Página —
----------------------------------------

Os métodos utilizados no presente estudo são de quali/quantitativas, sendo de caráter qualitativo a fenomenologia da pesquisa, que busca examinar e interpretar o modo como a Reserva Legal vem sendo tratada e o bioma Cerrado negligenciado; e de caráter quantitativo o apanhado de dados relacionados a degradação do bioma Cerrado, com base Sistema no PRODES, do Instituto Nacional de Pesquisas Espaciais (INPE) e dados recolhidos pelo Instituto Brasileiro de Geografia e Estatística (IBGE).

----------------------------------------

Linhas de dados —
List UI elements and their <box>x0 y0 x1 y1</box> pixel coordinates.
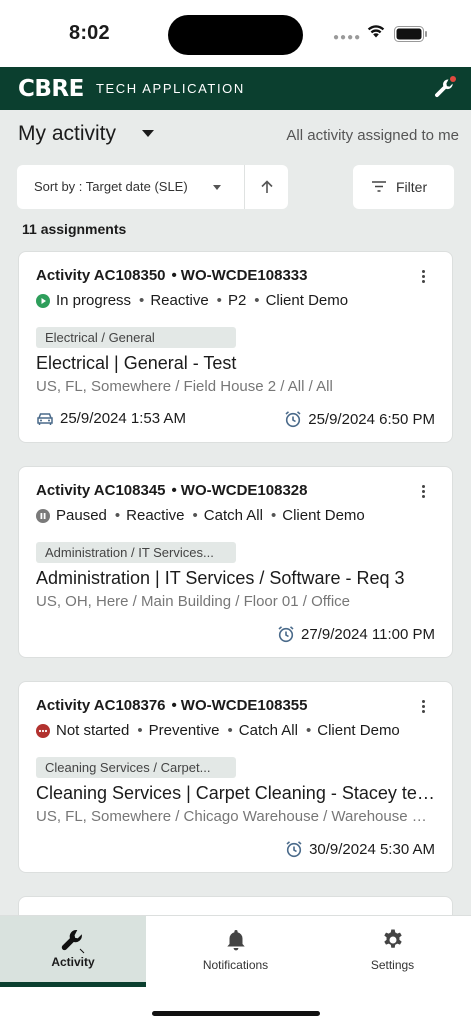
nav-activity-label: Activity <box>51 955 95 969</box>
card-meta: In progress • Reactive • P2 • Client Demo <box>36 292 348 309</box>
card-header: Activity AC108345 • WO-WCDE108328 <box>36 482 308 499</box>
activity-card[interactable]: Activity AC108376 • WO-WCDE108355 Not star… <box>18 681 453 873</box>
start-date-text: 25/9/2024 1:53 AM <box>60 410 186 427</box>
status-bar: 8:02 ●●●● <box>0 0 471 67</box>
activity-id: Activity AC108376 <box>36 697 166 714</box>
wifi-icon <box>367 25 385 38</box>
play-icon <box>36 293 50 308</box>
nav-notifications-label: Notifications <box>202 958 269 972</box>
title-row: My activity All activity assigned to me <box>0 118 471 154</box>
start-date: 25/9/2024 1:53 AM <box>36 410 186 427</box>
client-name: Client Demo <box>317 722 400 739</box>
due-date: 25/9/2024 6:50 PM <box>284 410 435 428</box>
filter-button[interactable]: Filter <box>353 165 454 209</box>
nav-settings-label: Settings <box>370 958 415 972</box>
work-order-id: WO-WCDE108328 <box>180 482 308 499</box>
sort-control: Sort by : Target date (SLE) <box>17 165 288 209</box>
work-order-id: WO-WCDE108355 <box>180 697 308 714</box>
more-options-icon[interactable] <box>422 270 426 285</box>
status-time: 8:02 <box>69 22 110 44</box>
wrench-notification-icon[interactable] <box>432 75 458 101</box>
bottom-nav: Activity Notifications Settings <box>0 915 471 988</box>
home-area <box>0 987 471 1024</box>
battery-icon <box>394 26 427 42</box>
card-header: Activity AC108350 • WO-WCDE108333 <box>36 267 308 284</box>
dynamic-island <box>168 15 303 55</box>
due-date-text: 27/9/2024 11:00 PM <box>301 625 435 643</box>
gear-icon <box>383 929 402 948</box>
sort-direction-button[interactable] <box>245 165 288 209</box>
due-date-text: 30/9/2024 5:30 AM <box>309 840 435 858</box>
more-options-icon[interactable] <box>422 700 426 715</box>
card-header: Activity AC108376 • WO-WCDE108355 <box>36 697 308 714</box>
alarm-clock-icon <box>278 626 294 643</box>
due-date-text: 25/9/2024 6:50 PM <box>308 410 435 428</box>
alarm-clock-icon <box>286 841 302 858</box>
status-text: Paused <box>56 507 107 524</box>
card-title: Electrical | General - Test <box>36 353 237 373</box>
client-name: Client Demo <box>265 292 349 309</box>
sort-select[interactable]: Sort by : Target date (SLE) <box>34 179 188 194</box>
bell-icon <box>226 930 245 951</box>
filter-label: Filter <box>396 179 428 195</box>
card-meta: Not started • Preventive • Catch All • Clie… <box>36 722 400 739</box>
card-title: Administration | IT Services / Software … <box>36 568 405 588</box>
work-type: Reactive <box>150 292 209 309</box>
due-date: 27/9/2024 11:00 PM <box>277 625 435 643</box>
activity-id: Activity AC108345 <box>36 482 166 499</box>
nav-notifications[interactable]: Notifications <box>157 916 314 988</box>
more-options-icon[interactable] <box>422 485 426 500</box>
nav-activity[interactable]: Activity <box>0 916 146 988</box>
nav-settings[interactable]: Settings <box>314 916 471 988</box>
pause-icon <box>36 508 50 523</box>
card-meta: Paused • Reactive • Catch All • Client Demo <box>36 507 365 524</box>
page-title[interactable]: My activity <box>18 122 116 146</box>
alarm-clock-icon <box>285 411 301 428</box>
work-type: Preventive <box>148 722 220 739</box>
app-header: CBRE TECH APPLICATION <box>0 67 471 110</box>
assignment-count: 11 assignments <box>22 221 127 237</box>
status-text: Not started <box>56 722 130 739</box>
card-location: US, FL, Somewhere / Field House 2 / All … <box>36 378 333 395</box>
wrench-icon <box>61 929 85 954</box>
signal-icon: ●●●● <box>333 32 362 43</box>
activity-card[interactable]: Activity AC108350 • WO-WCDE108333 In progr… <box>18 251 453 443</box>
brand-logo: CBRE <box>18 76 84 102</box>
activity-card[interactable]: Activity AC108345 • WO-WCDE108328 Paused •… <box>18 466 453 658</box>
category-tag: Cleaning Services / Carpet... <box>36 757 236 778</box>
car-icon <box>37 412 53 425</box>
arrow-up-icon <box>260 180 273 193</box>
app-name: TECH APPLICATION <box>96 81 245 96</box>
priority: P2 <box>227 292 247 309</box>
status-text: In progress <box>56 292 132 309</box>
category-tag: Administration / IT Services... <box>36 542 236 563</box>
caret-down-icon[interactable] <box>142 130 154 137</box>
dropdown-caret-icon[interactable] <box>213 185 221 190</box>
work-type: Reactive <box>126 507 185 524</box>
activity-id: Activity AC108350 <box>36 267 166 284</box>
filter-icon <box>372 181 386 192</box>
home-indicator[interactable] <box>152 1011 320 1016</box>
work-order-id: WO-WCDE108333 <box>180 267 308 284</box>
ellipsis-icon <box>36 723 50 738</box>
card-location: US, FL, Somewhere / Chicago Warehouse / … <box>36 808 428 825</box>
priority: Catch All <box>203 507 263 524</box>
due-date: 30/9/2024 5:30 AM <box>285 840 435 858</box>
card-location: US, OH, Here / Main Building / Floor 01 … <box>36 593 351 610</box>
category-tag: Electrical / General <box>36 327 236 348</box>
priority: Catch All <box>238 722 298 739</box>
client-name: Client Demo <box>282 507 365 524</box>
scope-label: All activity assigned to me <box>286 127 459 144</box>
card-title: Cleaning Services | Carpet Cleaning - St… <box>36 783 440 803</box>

----------------------------------------

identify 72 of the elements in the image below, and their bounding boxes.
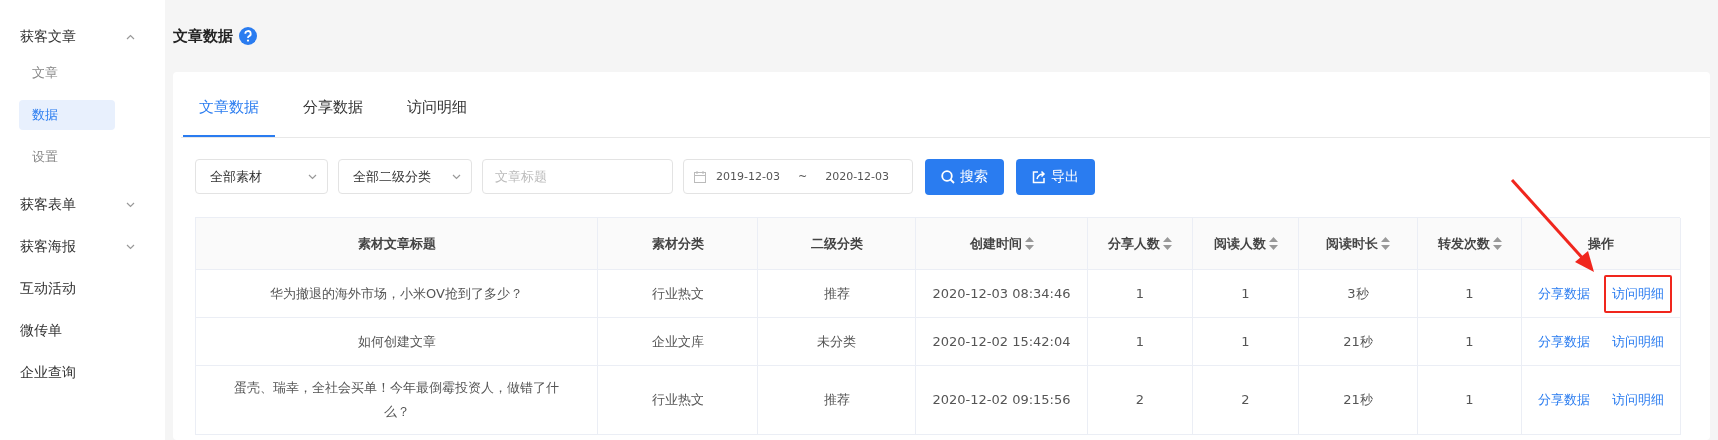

----------------------------------------

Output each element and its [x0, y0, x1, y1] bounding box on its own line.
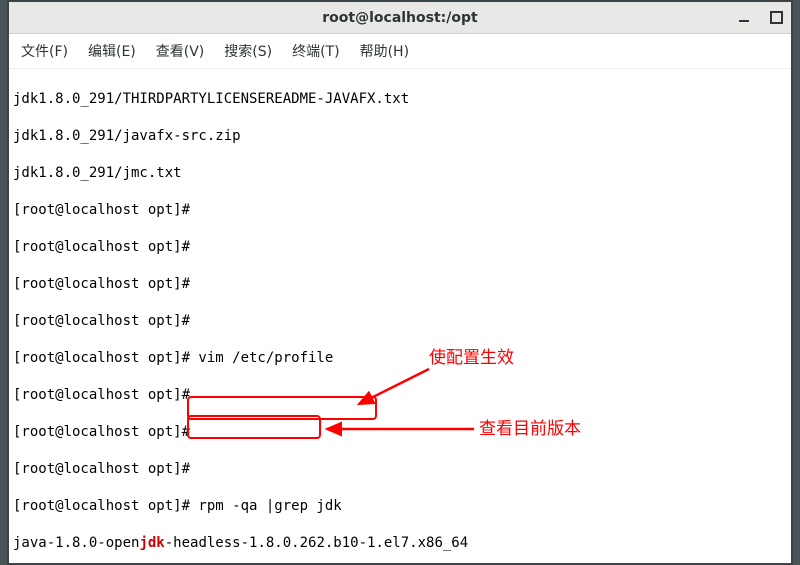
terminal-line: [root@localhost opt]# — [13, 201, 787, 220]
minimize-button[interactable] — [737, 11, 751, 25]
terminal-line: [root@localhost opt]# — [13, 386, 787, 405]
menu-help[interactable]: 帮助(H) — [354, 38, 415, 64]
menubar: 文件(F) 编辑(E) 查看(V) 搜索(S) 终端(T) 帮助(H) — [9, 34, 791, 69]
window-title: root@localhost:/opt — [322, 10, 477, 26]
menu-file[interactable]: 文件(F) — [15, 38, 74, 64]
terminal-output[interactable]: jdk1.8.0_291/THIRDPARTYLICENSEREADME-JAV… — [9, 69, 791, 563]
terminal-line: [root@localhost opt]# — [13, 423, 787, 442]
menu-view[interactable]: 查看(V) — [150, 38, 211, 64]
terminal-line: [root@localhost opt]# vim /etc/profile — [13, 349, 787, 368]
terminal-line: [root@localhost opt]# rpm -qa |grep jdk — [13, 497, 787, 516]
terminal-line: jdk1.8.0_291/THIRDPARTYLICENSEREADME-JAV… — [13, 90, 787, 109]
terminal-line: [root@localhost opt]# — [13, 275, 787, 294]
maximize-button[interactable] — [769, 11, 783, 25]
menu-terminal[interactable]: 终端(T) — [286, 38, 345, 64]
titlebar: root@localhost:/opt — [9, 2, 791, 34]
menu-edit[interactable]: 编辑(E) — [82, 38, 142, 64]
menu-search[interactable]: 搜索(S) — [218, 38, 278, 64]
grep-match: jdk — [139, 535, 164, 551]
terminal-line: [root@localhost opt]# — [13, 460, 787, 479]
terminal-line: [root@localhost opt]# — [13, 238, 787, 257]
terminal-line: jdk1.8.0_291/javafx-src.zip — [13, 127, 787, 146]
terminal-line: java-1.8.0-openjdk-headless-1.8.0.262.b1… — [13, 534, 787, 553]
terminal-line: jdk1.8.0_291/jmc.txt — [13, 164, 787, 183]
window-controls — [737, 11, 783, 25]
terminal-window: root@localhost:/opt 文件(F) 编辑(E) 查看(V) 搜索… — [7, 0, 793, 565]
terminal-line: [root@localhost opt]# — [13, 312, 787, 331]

----------------------------------------

Complete o seguinte —
(A) Transcreva sem alterações as linhas da listagem que começam na linha que contém "List UI elements" e terminam na linha que contém "card-header: Activity AC108345", incluindo ambas. Omita as imagens na resposta.
(B) Continue o texto sobre os métodos do estudo da Reserva Legal e do bioma Cerrado a partir do ponto em que ele termina.

Respostas —
(A)
List UI elements and their <box>x0 y0 x1 y1</box> pixel coordinates.
nav-activity-label: Activity <box>51 955 95 969</box>
card-meta: In progress • Reactive • P2 • Client Demo <box>36 292 348 309</box>
card-header: Activity AC108345 • WO-WCDE108328 <box>36 482 308 499</box>

(B)
Outros métodos de pesquisa também são utilizados visando melhor compreensão do tema abordado, como pesquisas bibliográficas, através de trabalhos académicos utilizados de forma sistemática, tendo como base, principalmente, as obras de Renato de Carvalho Batista (2019), Ivan Valente (2012) e Pedro Austregesilo Scussel (2014). Também foram feitas pesquisas jurídicas, utilizando como base a Constituição Federal de 1988, o Código Florestal de 2012, legislações revogadas e outros tipos de leis relacionadas à organização administrativa.
Sendo assim, busca-se compreender as características, o processo de ocupação humana e exploração econômica do bioma Cerrado; os conceitos, características e histórico de normatização da Reserva Legal; e a responsabilidade do Estado perante o meio ambiente e o modo como o Cerrado tem sido negligenciado.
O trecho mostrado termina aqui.